Selected extract:
++++

When he reaches his bunker, at twilight, he stops and gets out. He looks out over his land and says, “There’s nothing like being by yourself. I’m reclusive. I want to get in touch with myself.” He glances sideways, and adds, “But society is coming.”

That’s why he is preparing by being self-sufficient. He is not so self-sufficient, however, that he’s ever mustered the courage to butcher his animals for food. But, that’s a moot point now. All his chickens were killed by raccoons last winter.

It’s late. Carlton has a dinner appointment. But he’s not sure what time it is now, because he doesn’t wear a watch. “I never know what time it is,” he says. “Or what day it is. Time is stress. Pressure melts away if you don’t deal with time. I don’t believe in birthdays, either. Or anniversaries. I don’t watch television. We don’t read newspapers. We don’t even have a Christmas tree. Those things hold vibrations of the past, and I exist only in the now. Bev is even more into it that I am.”

He trudges through the snow to the side door of his odd, domed bunker. Inside, he puts the flat of one palm against the concrete and says, “I’m waiting for the coldness to come out of the walls.” Bev is waiting for him in the living room. She is a small, sweet, nervous woman, sitting in a chair by a space heater. She used to bleach her hair blonde, but now her short cut is its natural brown. She smiles as her husband sits down across from her. She hugs herself from the cold, and then drags on a cigarette.

++++

Set problem 1: Set down the passage about Carlton's bunker word for word, from "That’s why he" up to and including "raccoons last winter.".
Set problem 2: Resume the passage about Carlton's bunker, picking up after its last sentence.

[Layout annotation records]
++++

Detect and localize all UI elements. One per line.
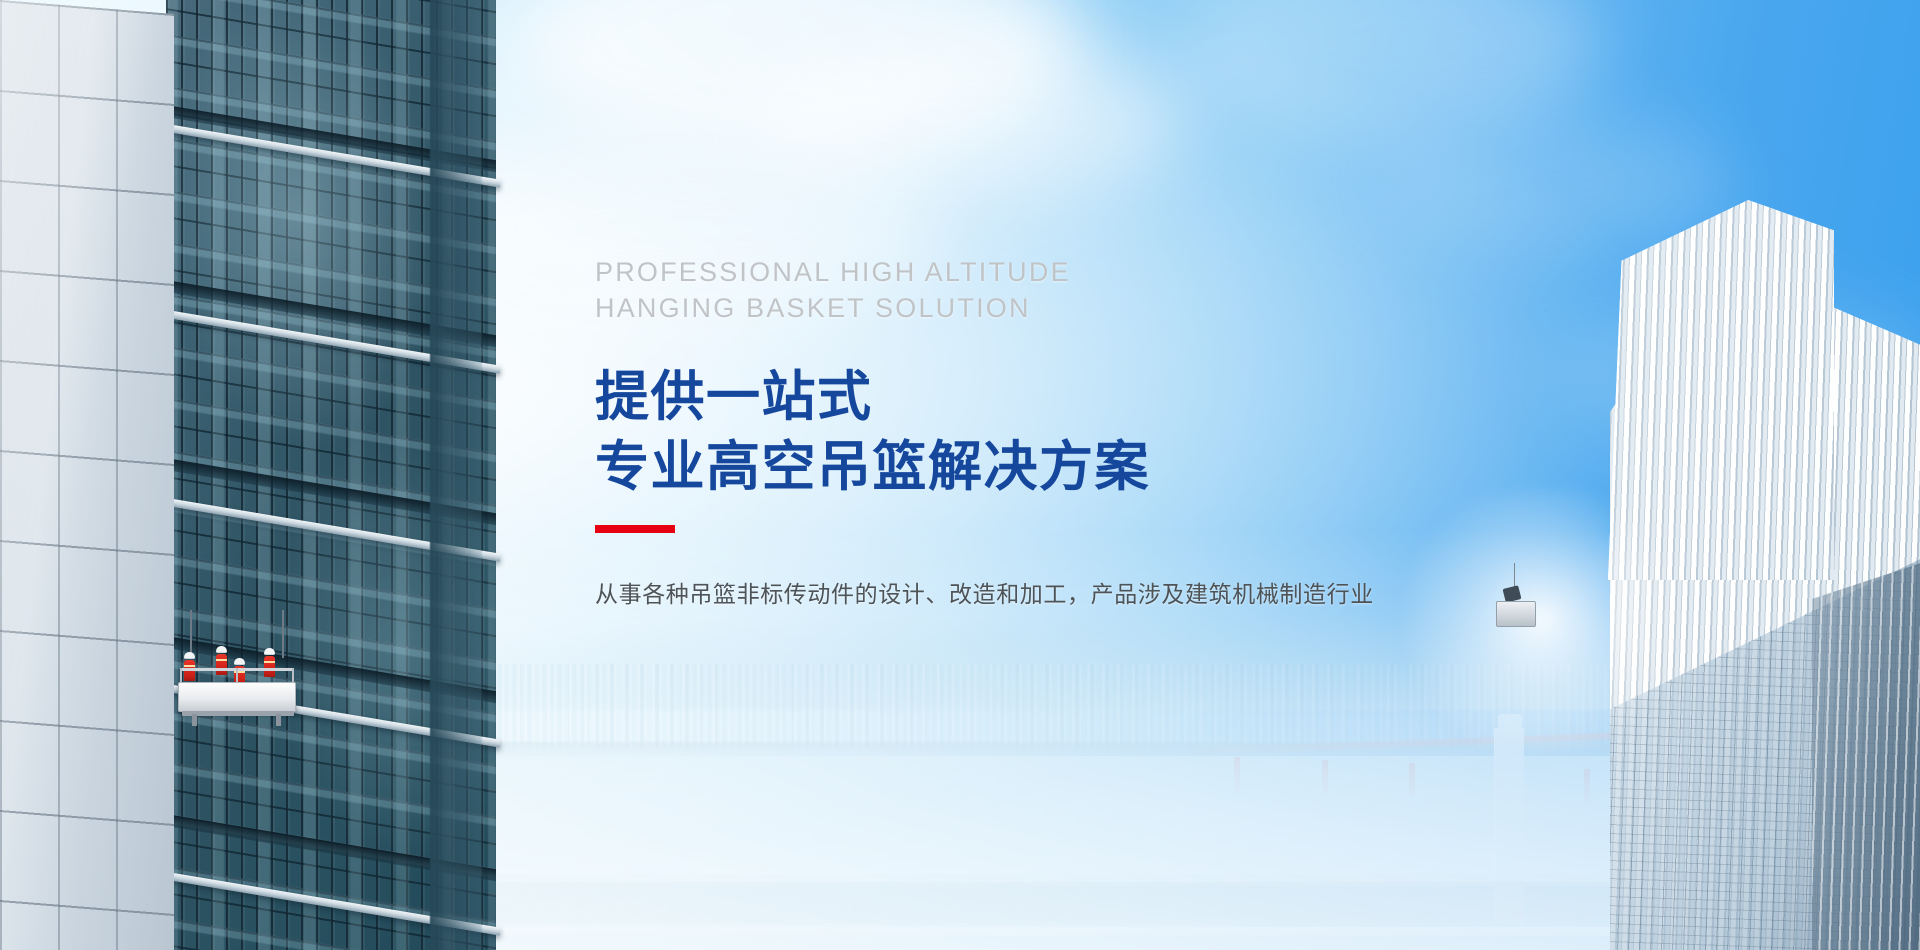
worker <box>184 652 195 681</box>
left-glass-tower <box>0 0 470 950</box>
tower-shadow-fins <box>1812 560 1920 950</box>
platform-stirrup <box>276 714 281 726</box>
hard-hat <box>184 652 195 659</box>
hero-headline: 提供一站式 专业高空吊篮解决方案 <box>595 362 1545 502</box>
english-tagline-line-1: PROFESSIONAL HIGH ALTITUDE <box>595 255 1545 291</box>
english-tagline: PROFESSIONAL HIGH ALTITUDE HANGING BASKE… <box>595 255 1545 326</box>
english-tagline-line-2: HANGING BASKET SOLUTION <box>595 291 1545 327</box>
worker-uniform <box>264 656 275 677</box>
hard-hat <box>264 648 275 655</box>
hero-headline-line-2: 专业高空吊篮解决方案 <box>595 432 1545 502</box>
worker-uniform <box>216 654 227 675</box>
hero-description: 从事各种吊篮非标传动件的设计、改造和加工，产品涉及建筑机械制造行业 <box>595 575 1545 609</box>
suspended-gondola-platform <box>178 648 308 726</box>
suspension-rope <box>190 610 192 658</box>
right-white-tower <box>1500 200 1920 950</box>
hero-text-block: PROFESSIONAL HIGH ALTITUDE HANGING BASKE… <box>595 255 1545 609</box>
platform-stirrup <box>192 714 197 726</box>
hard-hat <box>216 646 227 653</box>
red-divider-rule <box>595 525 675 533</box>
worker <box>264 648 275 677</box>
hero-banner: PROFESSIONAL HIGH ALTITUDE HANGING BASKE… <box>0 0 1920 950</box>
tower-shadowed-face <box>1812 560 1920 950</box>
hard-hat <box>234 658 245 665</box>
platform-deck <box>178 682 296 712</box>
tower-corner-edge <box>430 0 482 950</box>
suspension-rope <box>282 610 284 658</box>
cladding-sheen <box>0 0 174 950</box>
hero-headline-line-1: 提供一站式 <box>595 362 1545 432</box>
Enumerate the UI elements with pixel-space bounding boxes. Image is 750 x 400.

++++

Output 1:
That’s why he is preparing by being self-sufficient. He is not so self-sufficient, however, that he’s ever mustered the courage to butcher his animals for food. But, that’s a moot point now. All his chickens were killed by raccoons last winter.

Output 2:
Their home is starkly furnished, not out of design but necessity. A few wooden tables, a bookcase filled with Carlton’s Eastern metaphysical books, a patterned sofa and easy chair, hand-me-downs from their son Scott, 25, a bartender in St. Louis. Their other son, Steven, 27, lives in Washington State, where he writes children’s songs.

Carlton doesn’t like to talk about his kids. “Why do you have to know about them?” he says plaintively. He doesn’t talk much about his parents, either, whom he rarely sees or speaks to. They, it seems, are another part of Carlton’s past that he has cut out of his life.

“The correspondence lacks,” admits Joe Carlton, 87 and blind. “We don’t hear from him much. It’s okay, though.”

“We keep up with him in the newspapers,” says Anne Carlton, who says of her age, “It’s nobody’s damned business.”

The elder Carltons are sitting in the shadowed, musty living room of their small, concrete house in North Miami, where they raised their son and two daughters, Christina and Joanne. From the outside, it looks uninhabited. The drab house paint is peeling, and the yards out front and back, dotted with Joe’s many fruit trees, are overgrown, rotted fruit littering the tall grass.

Inside, the furniture is old and worn, and thick dust coats the television screen. Even the many photographs and newspaper articles on the walls are faded and dusty, like old tintypes. The photos are mostly of their son in various baseball uniforms. As a teenager—gawky, with a faint, distant smile, posing with his teammates, the Lions. With the Cardinals, his hair fashionably long, back in the ’60s. Then with the Phillies, posing with Mike Schmidt, captioned MVP AND CY YOUNG.

“No, I haven’t heard from him,” says Joe, a former maintenance man with Pan Am. He is sitting on an ottoman, staring straight ahead through thick glasses. “I can’t see you, except as a shadow,” he says, staring out the window. He is a thin man, almost gaunt, with long silvery swept-back hair. He is wearing a faded Hawaiian shirt.

“It’s no special reason,” says Anne, sitting in her easy chair. “He just doesn’t call me anymore.”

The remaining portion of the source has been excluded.